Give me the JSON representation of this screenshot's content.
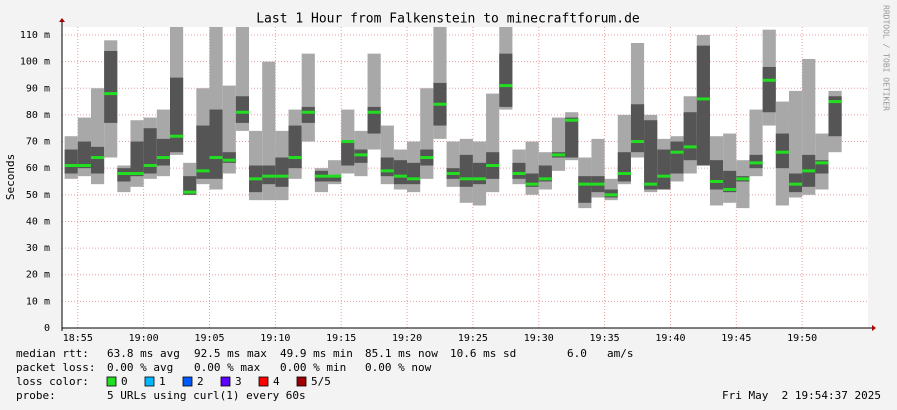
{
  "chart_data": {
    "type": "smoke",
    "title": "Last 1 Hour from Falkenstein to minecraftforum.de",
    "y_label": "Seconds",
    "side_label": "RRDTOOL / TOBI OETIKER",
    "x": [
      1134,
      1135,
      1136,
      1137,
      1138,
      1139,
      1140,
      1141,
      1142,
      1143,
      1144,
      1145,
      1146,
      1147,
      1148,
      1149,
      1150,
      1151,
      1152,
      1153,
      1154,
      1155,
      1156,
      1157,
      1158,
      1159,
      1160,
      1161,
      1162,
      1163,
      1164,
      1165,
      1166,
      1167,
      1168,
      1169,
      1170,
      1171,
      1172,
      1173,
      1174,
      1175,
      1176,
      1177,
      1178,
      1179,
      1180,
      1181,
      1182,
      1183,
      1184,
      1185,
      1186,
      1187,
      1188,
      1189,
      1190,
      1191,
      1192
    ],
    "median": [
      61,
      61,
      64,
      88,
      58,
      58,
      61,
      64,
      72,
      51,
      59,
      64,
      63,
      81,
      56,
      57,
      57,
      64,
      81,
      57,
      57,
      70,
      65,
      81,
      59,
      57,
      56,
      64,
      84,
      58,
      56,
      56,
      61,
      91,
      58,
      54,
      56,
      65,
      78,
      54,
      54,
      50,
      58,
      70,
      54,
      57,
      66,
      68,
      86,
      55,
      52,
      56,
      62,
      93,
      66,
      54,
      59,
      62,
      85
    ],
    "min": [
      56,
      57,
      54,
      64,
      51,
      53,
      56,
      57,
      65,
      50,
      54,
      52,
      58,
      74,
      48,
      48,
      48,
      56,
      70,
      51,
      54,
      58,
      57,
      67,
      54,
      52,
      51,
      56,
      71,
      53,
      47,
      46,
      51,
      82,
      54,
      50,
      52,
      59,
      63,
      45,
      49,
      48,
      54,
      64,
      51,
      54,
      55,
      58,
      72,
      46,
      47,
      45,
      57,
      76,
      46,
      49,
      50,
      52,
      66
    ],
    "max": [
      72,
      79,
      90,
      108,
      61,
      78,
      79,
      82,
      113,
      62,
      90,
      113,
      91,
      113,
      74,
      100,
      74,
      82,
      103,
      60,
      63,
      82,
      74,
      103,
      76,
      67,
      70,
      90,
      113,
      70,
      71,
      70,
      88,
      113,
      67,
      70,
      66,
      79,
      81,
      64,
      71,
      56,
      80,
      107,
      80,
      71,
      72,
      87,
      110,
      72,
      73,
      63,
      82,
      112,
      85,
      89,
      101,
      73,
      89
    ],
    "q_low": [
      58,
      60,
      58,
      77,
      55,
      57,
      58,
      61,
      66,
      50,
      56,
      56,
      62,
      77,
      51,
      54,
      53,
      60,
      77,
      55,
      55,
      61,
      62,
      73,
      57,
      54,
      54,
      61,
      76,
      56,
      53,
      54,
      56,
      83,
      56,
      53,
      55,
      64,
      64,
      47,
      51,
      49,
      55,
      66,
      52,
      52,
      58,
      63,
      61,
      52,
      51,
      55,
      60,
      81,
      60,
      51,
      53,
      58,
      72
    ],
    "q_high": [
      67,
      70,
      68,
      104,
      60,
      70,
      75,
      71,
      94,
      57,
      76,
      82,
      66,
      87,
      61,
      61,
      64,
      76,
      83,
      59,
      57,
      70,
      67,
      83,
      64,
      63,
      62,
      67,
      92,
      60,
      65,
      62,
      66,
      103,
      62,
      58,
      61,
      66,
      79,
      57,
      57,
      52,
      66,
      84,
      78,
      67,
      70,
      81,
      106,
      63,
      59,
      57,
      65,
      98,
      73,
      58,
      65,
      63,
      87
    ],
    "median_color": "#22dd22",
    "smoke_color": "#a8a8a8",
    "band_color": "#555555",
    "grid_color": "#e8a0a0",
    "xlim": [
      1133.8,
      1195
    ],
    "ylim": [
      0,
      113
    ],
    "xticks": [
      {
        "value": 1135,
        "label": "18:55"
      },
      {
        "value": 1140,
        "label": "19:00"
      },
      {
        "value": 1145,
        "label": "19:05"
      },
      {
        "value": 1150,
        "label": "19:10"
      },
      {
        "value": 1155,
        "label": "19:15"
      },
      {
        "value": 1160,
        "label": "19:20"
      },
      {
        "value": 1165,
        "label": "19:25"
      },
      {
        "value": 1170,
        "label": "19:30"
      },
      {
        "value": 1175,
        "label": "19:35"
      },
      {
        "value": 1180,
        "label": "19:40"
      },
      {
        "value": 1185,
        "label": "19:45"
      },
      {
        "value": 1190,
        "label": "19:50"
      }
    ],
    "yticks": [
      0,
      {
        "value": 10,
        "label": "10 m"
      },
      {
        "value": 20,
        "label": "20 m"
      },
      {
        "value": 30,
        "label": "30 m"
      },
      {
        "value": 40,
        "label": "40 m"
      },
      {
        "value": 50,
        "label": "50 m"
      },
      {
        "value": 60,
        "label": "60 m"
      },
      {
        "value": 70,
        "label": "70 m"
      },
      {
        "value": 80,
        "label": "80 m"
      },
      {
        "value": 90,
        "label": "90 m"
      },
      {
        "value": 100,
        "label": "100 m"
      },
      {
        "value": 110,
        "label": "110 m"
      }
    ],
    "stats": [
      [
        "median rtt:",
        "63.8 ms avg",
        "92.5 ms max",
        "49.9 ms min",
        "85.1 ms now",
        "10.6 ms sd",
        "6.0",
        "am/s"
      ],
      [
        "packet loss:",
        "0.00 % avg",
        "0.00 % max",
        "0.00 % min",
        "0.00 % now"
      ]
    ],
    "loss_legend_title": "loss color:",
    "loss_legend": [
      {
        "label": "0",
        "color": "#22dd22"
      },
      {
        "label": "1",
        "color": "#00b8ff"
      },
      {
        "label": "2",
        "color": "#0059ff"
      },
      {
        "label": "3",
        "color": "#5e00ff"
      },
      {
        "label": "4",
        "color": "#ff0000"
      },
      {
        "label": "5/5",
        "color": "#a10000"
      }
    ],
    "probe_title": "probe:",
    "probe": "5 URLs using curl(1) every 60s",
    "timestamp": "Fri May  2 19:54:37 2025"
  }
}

...

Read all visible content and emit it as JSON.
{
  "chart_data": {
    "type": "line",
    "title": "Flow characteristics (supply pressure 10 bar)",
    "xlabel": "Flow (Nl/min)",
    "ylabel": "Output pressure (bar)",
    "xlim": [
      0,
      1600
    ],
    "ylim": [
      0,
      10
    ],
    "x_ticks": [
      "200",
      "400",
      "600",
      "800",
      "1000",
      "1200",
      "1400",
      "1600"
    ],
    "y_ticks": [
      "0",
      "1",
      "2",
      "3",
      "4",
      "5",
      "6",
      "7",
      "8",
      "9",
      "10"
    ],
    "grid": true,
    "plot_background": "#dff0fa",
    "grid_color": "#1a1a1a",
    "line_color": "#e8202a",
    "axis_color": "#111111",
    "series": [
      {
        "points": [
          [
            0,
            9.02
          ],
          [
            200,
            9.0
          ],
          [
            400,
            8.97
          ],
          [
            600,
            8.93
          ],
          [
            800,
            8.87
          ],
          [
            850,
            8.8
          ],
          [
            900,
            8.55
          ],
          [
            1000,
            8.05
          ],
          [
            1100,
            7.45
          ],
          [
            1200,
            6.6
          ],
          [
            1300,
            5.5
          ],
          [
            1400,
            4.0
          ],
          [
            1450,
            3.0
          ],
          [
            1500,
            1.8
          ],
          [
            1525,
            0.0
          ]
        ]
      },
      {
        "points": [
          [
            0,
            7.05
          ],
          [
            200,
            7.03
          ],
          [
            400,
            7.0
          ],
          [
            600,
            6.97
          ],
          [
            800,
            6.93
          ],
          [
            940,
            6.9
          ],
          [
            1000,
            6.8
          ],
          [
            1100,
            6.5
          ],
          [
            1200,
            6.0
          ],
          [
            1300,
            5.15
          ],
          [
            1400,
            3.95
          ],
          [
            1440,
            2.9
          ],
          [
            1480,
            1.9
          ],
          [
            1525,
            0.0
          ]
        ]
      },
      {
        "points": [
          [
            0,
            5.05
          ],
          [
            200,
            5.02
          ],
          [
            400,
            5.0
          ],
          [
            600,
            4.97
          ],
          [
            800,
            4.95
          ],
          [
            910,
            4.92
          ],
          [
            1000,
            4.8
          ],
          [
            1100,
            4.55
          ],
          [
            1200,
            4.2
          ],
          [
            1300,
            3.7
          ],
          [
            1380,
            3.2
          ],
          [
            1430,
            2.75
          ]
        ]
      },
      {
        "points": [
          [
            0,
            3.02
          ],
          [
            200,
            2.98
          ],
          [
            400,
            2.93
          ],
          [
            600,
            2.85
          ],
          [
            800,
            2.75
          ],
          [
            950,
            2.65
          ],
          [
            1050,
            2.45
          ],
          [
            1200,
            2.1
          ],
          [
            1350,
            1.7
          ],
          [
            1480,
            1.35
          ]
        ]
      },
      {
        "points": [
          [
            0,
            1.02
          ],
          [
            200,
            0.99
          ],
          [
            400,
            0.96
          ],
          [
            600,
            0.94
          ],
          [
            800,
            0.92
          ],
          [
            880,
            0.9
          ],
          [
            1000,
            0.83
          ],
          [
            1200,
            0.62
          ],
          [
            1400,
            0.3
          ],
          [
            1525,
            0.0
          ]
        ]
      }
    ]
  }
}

■ What you should do
Track down every line holding the string "JSON" and copy it.

■ Solution for this exercise
Give me the JSON representation of this screenshot's content.
Read all visible content and emit it as JSON.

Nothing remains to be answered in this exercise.